Copy out the lines from the one containing "data-point xyxy=(369,104,381,116)" through the one containing "data-point xyxy=(570,453,587,469)", inclusive, swapping "arrowhead-icon" for "arrow-tip-icon" and keeping everything else the same.

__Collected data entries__
-=-=-

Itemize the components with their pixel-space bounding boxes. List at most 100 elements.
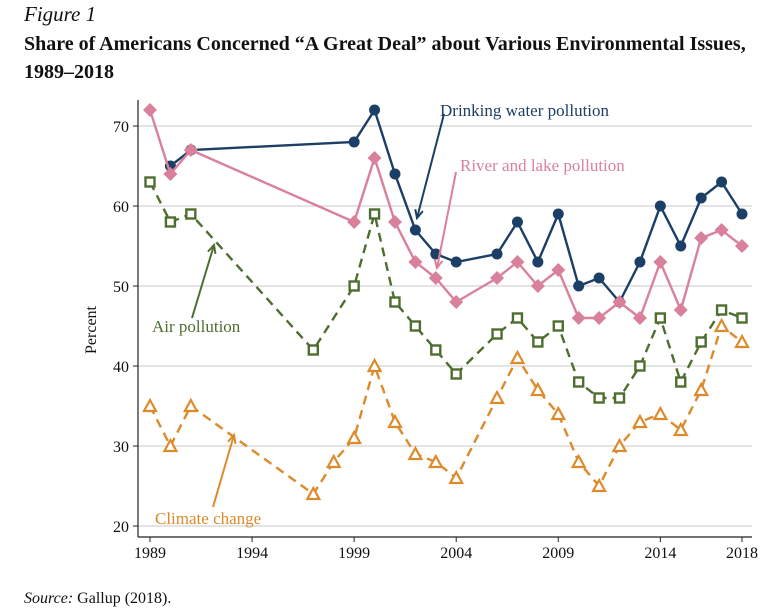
data-point xyxy=(369,104,381,116)
annotation-arrow xyxy=(212,434,235,508)
data-point xyxy=(734,333,750,349)
data-point xyxy=(530,381,546,397)
arrowhead-icon xyxy=(433,259,444,271)
data-point xyxy=(612,295,627,309)
data-point xyxy=(675,240,687,252)
data-point xyxy=(182,397,199,413)
data-point xyxy=(570,453,587,469)
source-note: Source: Gallup (2018). xyxy=(24,590,171,608)
data-point xyxy=(325,453,342,469)
data-point xyxy=(305,485,322,501)
series-label: River and lake pollution xyxy=(460,156,625,175)
x-tick-label: 2018 xyxy=(726,545,758,562)
data-point xyxy=(430,344,442,356)
arrowhead-icon xyxy=(207,242,217,255)
y-tick-label: 70 xyxy=(113,119,129,136)
data-point xyxy=(694,231,709,245)
series-line xyxy=(148,109,743,320)
data-point xyxy=(142,397,158,413)
data-point xyxy=(387,413,403,429)
data-point xyxy=(571,311,586,325)
data-point xyxy=(366,357,383,373)
series-label: Climate change xyxy=(155,509,261,528)
data-point xyxy=(611,437,628,453)
data-point xyxy=(673,303,688,317)
data-point xyxy=(552,320,564,332)
data-point xyxy=(143,103,157,117)
data-point xyxy=(593,392,605,404)
data-point xyxy=(736,208,748,220)
data-point xyxy=(409,320,422,332)
data-point xyxy=(550,405,567,421)
data-point xyxy=(307,344,320,356)
data-point xyxy=(552,208,564,220)
data-point xyxy=(593,272,605,284)
data-point xyxy=(407,445,424,461)
data-point xyxy=(716,176,728,188)
data-point xyxy=(530,279,545,293)
series-line xyxy=(148,323,743,496)
data-point xyxy=(428,271,443,285)
data-point xyxy=(715,304,728,316)
data-point xyxy=(489,389,505,405)
data-point xyxy=(613,392,626,404)
data-point xyxy=(490,271,505,285)
chart-title: Share of Americans Concerned “A Great De… xyxy=(24,33,746,83)
data-point xyxy=(389,168,401,180)
data-point xyxy=(736,312,748,324)
x-tick-label: 2009 xyxy=(542,545,574,562)
data-point xyxy=(510,255,525,269)
data-point xyxy=(675,376,687,388)
data-point xyxy=(695,192,707,204)
data-point xyxy=(532,336,544,348)
data-point xyxy=(367,151,382,165)
data-point xyxy=(653,255,668,269)
data-point xyxy=(408,255,423,269)
figure-label: Figure 1 xyxy=(24,2,97,26)
data-point xyxy=(551,263,566,277)
data-point xyxy=(714,223,729,237)
data-point xyxy=(347,215,362,229)
x-tick-label: 1989 xyxy=(134,545,166,562)
series-label: Air pollution xyxy=(152,317,241,336)
data-point xyxy=(735,239,749,253)
data-point xyxy=(448,469,465,485)
data-point xyxy=(654,200,666,212)
data-point xyxy=(572,376,585,388)
data-point xyxy=(491,328,503,340)
series-drinking-water-pollution xyxy=(164,104,748,308)
source-label: Source: xyxy=(24,590,74,607)
data-point xyxy=(409,224,421,236)
data-point xyxy=(511,216,523,228)
data-point xyxy=(654,312,667,324)
data-point xyxy=(163,167,178,181)
x-tick-label: 1994 xyxy=(236,545,268,562)
data-point xyxy=(450,368,462,380)
data-point xyxy=(591,477,607,493)
series-climate-change xyxy=(142,317,750,501)
y-tick-label: 20 xyxy=(113,519,129,536)
y-tick-label: 40 xyxy=(113,359,129,376)
data-point xyxy=(427,453,444,469)
data-point xyxy=(348,280,360,292)
series-label: Drinking water pollution xyxy=(440,101,610,120)
data-point xyxy=(672,421,689,437)
annotation-arrow xyxy=(416,113,445,219)
annotation-arrow xyxy=(436,171,457,269)
data-point xyxy=(634,256,646,268)
x-tick-label: 2014 xyxy=(644,545,676,562)
arrowhead-icon xyxy=(227,432,237,445)
data-point xyxy=(348,136,360,148)
data-point xyxy=(634,360,646,372)
data-point xyxy=(346,429,362,445)
series-air-pollution xyxy=(144,176,748,404)
x-tick-label: 1999 xyxy=(338,545,370,562)
source-text: Gallup (2018). xyxy=(77,590,172,607)
series-river-and-lake-pollution xyxy=(143,103,749,325)
data-point xyxy=(695,336,707,348)
data-point xyxy=(164,216,177,228)
data-point xyxy=(491,248,503,260)
data-point xyxy=(387,215,402,229)
data-point xyxy=(632,413,648,429)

-=-=-

__OUTPUT BELOW__
data-point xyxy=(369,104,381,116)
annotation-arrow xyxy=(212,434,235,508)
data-point xyxy=(734,333,750,349)
data-point xyxy=(530,381,546,397)
arrow-tip-icon xyxy=(433,259,444,271)
data-point xyxy=(612,295,627,309)
data-point xyxy=(675,240,687,252)
data-point xyxy=(182,397,199,413)
data-point xyxy=(570,453,587,469)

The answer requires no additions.